§ Artikelauszug
·····

Dachau:Die Linke und der Trump-Effekt

Während die Volksparteien im Landkreis Mitglieder verlieren, verzeichnen kleine Parteien ein wachsendes Interesse.

Von Gregor Schiegl, Dachau

Die Parteienlandschaft im Landkreis wird kleinteiliger und bunter. Während die großen Volksparteien CSU und SPD weiter Mitglieder verlieren, haben die kleineren Gruppierungen im vergangenen Jahr mehr Eintritte als Austritte verzeichnen können. Vom vielfach berichteten Trump-Effekt, der zu einem stärkeren Engagement in den Parteien als Reaktion auf den Ausgang der US-Wahlen führen soll, ist im Landkreis wenig zu spüren. Häufigste Motive für einen Parteieintritt sind nach übereinstimmender Aussage der Parteichefs Grundüberzeugungen zu zentralen gesellschaftlichen Themen wie Klimaschutz oder Flüchtlingspolitik. Lokalpolitische Erwägungen spielten für Neumitglieder dagegen kaum eine Rolle.

·····

§ Daten zur Aufgabe
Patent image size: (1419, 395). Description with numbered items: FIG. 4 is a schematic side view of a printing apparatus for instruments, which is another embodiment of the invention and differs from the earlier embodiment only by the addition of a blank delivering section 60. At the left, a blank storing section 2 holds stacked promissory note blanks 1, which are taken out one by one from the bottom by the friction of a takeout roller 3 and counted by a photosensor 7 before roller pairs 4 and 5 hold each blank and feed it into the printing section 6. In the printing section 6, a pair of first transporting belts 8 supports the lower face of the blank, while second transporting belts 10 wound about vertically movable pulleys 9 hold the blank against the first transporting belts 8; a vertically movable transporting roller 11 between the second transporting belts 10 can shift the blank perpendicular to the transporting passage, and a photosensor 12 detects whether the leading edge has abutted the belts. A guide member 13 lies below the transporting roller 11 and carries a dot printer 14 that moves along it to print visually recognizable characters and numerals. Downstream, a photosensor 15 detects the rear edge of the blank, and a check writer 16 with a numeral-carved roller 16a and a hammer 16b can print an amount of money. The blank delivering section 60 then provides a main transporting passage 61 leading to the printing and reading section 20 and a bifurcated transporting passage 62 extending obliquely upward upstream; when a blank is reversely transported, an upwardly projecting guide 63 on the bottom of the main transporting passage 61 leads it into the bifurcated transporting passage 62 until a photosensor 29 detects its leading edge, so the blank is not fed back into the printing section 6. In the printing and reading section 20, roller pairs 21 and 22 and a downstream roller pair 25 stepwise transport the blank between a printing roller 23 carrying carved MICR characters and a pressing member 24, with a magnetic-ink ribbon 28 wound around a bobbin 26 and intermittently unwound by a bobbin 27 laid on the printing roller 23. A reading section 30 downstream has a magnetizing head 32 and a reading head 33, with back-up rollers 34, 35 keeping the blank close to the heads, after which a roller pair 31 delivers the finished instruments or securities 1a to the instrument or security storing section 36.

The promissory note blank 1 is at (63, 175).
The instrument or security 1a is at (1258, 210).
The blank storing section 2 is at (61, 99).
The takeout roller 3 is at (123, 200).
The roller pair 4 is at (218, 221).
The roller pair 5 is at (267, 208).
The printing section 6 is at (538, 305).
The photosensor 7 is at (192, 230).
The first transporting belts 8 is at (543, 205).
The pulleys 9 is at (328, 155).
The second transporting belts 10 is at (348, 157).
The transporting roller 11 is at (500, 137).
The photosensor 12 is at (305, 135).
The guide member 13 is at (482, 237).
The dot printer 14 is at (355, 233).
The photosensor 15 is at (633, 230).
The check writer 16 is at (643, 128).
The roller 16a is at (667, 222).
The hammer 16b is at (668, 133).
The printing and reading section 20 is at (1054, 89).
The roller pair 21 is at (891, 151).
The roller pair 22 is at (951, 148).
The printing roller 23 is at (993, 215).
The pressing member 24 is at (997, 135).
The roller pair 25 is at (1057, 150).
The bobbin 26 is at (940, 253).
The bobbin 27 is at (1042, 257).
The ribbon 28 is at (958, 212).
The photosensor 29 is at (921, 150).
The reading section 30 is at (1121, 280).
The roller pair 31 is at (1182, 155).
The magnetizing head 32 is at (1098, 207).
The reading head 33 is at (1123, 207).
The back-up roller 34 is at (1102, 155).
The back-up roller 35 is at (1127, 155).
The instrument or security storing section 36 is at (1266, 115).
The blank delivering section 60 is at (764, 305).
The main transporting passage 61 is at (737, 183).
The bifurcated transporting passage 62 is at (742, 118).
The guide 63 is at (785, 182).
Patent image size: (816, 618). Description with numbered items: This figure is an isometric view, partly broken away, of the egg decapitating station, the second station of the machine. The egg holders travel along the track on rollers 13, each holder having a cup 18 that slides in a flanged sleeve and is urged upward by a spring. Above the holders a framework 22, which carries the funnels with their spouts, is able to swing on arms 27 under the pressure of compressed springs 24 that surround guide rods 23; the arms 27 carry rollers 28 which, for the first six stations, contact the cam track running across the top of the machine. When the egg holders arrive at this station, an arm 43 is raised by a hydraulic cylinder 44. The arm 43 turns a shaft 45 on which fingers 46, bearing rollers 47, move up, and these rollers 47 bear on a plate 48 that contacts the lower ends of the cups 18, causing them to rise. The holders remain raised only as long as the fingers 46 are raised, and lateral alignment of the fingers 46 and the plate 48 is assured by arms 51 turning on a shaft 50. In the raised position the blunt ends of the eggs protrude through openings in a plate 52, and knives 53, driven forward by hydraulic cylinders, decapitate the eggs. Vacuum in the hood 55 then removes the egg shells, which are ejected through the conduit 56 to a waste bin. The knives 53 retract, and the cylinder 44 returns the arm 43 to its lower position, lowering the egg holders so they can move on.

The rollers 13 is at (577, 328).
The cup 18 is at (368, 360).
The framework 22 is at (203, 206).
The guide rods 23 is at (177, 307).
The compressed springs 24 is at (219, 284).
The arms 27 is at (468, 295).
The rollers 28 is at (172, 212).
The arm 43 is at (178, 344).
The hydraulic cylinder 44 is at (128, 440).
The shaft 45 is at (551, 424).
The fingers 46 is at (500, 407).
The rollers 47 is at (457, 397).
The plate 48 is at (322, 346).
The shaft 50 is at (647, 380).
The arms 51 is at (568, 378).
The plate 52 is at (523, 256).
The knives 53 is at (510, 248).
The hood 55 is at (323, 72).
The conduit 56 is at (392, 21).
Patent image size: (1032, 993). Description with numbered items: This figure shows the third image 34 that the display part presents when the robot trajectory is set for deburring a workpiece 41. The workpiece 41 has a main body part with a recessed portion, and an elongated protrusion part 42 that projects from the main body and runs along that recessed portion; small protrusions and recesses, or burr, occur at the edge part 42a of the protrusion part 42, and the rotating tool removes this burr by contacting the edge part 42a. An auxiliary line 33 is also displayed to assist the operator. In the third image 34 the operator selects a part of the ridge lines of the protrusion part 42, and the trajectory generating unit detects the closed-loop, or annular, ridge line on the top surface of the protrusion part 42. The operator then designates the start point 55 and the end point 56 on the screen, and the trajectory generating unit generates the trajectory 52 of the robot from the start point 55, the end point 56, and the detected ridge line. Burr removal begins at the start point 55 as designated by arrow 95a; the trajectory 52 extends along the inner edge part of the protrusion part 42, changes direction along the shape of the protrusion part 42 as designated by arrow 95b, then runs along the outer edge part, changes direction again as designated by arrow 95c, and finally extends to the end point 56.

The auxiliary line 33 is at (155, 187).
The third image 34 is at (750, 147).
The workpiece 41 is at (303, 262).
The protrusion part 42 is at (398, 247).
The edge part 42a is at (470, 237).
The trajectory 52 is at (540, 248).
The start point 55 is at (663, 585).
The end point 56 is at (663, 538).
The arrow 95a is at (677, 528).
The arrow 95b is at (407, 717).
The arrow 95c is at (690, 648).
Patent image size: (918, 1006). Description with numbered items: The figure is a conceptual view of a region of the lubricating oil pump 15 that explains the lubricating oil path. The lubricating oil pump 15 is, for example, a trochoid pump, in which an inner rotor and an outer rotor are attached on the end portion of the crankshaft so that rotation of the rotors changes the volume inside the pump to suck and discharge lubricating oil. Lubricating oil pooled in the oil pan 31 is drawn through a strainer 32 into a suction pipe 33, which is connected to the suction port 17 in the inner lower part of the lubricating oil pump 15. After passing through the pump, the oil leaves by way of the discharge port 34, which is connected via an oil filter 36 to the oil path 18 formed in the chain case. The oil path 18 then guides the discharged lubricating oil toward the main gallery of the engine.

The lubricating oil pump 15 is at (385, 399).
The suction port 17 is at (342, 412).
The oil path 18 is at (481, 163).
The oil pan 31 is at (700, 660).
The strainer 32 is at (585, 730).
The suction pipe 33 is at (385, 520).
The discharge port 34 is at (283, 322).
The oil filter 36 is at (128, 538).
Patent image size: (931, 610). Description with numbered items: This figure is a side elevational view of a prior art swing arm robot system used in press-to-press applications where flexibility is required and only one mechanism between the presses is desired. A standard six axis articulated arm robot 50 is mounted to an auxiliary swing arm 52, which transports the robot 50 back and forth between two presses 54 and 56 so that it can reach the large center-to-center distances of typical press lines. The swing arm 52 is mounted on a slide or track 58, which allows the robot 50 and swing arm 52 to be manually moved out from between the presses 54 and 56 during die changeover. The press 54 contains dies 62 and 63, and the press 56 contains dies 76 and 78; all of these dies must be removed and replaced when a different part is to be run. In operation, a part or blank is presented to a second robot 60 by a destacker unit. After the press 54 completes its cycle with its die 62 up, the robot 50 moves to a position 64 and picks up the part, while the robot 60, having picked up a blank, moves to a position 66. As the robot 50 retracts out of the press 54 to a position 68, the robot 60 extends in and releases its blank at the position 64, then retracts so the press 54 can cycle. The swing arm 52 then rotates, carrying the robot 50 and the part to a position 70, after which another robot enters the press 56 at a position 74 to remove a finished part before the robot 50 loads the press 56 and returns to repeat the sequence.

·····

§ Arbeitsaufträge
1. Gib den Absatz des Artikels, der mit „Die Parteienlandschaft im Landkreis“ beginnt, als knappe Liste wieder und bewahre dabei seine wesentlichen Fakten.
2. Tausche im Abschnitt der Datensätze von der Zeile mit „Patent image size: (816, 618).“ bis einschließlich der Zeile mit „The plate 48 is at (322, 346).“ den Ausdruck „egg holders“ gegen „egg carriers“ aus. Gib nur diese Zeilen wieder und lass alles andere unverändert.
Der Artikel und die Datensätze sind voneinander getrenntes Material.

§ Endgültige Antworten
1.
- Die Parteienlandschaft im Landkreis wird kleinteiliger und bunter.
- CSU und SPD verlieren weiter Mitglieder. Die kleineren Gruppierungen hatten im vergangenen Jahr mehr Eintritte als Austritte.
- Vom Trump-Effekt ist im Landkreis wenig zu spüren.
- Die Parteichefs nennen übereinstimmend Grundüberzeugungen zu zentralen Themen wie Klimaschutz oder Flüchtlingspolitik als häufigste Eintrittsmotive.
- Lokalpolitische Erwägungen spielen für Neumitglieder kaum eine Rolle.

2.
Patent image size: (816, 618). Description with numbered items: This figure is an isometric view, partly broken away, of the egg decapitating station, the second station of the machine. The egg carriers travel along the track on rollers 13, each holder having a cup 18 that slides in a flanged sleeve and is urged upward by a spring. Above the holders a framework 22, which carries the funnels with their spouts, is able to swing on arms 27 under the pressure of compressed springs 24 that surround guide rods 23; the arms 27 carry rollers 28 which, for the first six stations, contact the cam track running across the top of the machine. When the egg carriers arrive at this station, an arm 43 is raised by a hydraulic cylinder 44. The arm 43 turns a shaft 45 on which fingers 46, bearing rollers 47, move up, and these rollers 47 bear on a plate 48 that contacts the lower ends of the cups 18, causing them to rise. The holders remain raised only as long as the fingers 46 are raised, and lateral alignment of the fingers 46 and the plate 48 is assured by arms 51 turning on a shaft 50. In the raised position the blunt ends of the eggs protrude through openings in a plate 52, and knives 53, driven forward by hydraulic cylinders, decapitate the eggs. Vacuum in the hood 55 then removes the egg shells, which are ejected through the conduit 56 to a waste bin. The knives 53 retract, and the cylinder 44 returns the arm 43 to its lower position, lowering the egg carriers so they can move on.

The rollers 13 is at (577, 328).
The cup 18 is at (368, 360).
The framework 22 is at (203, 206).
The guide rods 23 is at (177, 307).
The compressed springs 24 is at (219, 284).
The arms 27 is at (468, 295).
The rollers 28 is at (172, 212).
The arm 43 is at (178, 344).
The hydraulic cylinder 44 is at (128, 440).
The shaft 45 is at (551, 424).
The fingers 46 is at (500, 407).
The rollers 47 is at (457, 397).
The plate 48 is at (322, 346).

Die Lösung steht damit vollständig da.